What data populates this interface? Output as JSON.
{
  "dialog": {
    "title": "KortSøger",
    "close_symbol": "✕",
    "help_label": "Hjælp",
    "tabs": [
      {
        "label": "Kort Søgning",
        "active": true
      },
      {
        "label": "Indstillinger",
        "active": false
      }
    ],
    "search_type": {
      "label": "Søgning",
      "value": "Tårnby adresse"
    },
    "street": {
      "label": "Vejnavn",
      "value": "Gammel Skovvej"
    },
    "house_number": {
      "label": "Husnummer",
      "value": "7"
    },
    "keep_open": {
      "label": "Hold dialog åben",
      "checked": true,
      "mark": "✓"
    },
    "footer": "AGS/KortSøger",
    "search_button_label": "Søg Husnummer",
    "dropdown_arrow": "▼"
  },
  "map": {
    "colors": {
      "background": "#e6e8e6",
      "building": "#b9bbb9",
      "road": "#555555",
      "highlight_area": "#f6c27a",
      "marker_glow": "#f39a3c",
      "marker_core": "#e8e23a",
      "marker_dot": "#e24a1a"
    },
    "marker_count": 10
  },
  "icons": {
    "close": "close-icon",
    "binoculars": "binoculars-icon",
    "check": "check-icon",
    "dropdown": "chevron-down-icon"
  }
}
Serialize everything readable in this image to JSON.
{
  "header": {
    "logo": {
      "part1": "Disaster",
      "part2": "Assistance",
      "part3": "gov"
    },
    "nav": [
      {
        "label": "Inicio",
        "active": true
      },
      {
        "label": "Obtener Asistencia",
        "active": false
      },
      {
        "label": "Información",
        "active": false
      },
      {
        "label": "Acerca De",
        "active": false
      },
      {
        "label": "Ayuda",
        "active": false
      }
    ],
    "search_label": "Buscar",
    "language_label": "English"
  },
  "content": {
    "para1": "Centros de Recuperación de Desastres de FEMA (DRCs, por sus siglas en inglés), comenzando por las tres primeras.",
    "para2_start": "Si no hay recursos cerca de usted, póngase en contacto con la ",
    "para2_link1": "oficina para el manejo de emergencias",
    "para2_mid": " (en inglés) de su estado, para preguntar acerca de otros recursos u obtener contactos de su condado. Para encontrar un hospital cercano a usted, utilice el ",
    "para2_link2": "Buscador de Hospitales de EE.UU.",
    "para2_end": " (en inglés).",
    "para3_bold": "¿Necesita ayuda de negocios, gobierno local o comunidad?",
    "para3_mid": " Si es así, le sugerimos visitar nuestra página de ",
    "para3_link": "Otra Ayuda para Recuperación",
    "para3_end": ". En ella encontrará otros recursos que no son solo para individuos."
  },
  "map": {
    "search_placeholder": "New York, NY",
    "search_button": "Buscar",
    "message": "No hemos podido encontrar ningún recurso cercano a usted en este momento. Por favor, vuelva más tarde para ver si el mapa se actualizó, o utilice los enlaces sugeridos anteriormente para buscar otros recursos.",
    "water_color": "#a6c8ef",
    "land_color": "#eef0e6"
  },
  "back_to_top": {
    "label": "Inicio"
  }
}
=======
[Set problem]
Report how many lines hold the string "utilice", giving the number and nothing else.

[Exercise response]
2